SUPPLIED TEXT:
============================================================

Assignee: bienvenu → davidmc
I suppose I should add another mode to Mork assertions, so that for folks not 
developing Mork code, the first one will cause a fatal error for the Mork db, 
which signals a soft error to the db users letting them know the db is no good.
Actually something like this should already be happening, so maybe I have  loop 
somewhere in parsing where I don't check the outstanding error status.
Has this ever happened again after the first observation?

I looked at the code, but the parser always seems to stop after the first error, 
because the loops check for ev->Good(), which stays false after an error.  So 
maybe a continual sequence of assertions might be once for every mork file, for
some reason that's a bit hard to imagine.
When I study the stack crawl more, I see this is happening when opening a history 
db in response to a shut down listener notification.  Is that right?  Why would 
that happen?  Anyway, that seems to rule out the multiple mork file idea which 
might apply when opening a bunch of mail/news summaries.

So then a new theory might be -- what if opening the history db fails, but this 
is not accepted by the caller?  What if they try to open the history db again?  
If the history db seems to become corrupt, do we throw it away and start fresh?
It's happening to me with a fresh tree that I just pulled and built this 
morning.  It happens on startup -- before the first screen ever comes up.  
Things were so bad that I had to comment out the Break in nsDebug.cpp in order 
to get any useful work done.
Over lunch, someone suggested that this might have got corrupted because you ran
two builds (e.g., release and debug) against the same profile at the same time.
If so, that could corrupt history files. You could just rename your history file
to get avoid the asserts (but don't delete it in case that could help david
recreate the problem)
Here's something for Chris Waterson: since it's possible for Mork db's to become 
corrupt, is it data loss to throw away an old db?  (By entropic theory and also 
empirical observation, all db's eventually get corrupt, so software needs a plan 
to cope when it happens.)

If history db's hold info important to preserve, then you might want to keep a 
backup copy of the second to last db which looked good.  So if the most recent db 
becomes corrupt, you might fall back on the secondary copy.

I should go look at the history db code now and see whether it makes a new db 
when the old one seems un-openable.

============================================================

DATASET EXTRACT:
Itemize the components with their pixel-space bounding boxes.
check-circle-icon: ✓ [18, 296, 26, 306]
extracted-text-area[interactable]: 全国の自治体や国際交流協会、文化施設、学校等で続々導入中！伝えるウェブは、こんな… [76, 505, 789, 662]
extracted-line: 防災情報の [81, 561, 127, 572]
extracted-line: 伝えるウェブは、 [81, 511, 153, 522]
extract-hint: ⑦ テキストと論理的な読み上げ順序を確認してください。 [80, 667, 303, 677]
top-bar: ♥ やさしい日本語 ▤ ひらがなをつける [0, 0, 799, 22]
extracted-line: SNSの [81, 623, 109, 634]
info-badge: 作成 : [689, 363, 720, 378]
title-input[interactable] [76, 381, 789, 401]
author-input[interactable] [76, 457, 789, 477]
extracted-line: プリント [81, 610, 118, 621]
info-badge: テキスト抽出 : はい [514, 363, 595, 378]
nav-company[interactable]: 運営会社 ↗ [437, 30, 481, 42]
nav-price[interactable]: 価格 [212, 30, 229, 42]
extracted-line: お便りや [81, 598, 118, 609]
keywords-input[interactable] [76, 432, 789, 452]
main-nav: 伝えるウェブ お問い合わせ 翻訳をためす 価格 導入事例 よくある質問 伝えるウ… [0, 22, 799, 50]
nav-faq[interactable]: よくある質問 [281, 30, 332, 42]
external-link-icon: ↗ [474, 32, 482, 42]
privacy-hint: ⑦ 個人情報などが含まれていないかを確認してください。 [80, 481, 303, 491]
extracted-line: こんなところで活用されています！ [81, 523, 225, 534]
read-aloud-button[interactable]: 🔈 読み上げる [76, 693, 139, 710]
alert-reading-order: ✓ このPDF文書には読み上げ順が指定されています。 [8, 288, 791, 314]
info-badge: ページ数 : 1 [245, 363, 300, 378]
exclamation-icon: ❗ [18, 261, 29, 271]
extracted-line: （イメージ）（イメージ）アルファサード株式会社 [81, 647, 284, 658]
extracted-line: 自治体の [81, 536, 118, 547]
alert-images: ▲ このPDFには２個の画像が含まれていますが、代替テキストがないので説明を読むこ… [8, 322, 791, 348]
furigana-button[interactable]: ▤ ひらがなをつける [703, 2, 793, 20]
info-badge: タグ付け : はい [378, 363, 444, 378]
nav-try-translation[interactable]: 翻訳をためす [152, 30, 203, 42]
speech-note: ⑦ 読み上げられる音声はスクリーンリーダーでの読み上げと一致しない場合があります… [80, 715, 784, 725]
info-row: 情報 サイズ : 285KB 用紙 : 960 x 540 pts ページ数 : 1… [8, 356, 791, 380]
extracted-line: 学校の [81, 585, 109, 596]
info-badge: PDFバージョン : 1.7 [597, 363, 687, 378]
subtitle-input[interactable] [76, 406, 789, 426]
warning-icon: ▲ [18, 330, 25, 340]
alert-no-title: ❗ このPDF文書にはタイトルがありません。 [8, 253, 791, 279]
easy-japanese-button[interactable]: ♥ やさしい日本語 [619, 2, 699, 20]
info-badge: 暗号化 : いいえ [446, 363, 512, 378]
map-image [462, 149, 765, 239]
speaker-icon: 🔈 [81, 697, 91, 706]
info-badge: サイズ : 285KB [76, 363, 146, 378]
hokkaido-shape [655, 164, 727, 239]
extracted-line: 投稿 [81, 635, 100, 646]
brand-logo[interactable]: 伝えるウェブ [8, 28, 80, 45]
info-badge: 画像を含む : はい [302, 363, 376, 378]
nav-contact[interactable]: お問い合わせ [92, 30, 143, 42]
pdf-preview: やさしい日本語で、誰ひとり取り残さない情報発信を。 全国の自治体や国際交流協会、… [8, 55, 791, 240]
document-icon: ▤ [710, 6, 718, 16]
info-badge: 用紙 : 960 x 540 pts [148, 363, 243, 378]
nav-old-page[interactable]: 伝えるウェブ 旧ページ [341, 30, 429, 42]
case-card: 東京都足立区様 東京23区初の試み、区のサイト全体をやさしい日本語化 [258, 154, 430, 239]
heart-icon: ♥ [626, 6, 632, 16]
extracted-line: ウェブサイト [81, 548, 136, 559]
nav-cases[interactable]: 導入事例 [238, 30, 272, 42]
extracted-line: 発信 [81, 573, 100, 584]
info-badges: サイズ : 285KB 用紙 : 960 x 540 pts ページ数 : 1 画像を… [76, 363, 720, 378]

============================================================

BRIEF 1: In the bug discussion, what was suggested over lunch as a possible cause of the history file corruption?
BRIEF 2: Reproduce the part of the bug discussion starting at "If so, that" and ending at "one seems un-openable.".

YOUR SOLUTION 1: Running two builds, such as release and debug, against the same profile at the same time.

YOUR SOLUTION 2:
If so, that could corrupt history files. You could just rename your history file
to get avoid the asserts (but don't delete it in case that could help david
recreate the problem)
Here's something for Chris Waterson: since it's possible for Mork db's to become 
corrupt, is it data loss to throw away an old db?  (By entropic theory and also 
empirical observation, all db's eventually get corrupt, so software needs a plan 
to cope when it happens.)

If history db's hold info important to preserve, then you might want to keep a 
backup copy of the second to last db which looked good.  So if the most recent db 
becomes corrupt, you might fall back on the secondary copy.

I should go look at the history db code now and see whether it makes a new db 
when the old one seems un-openable.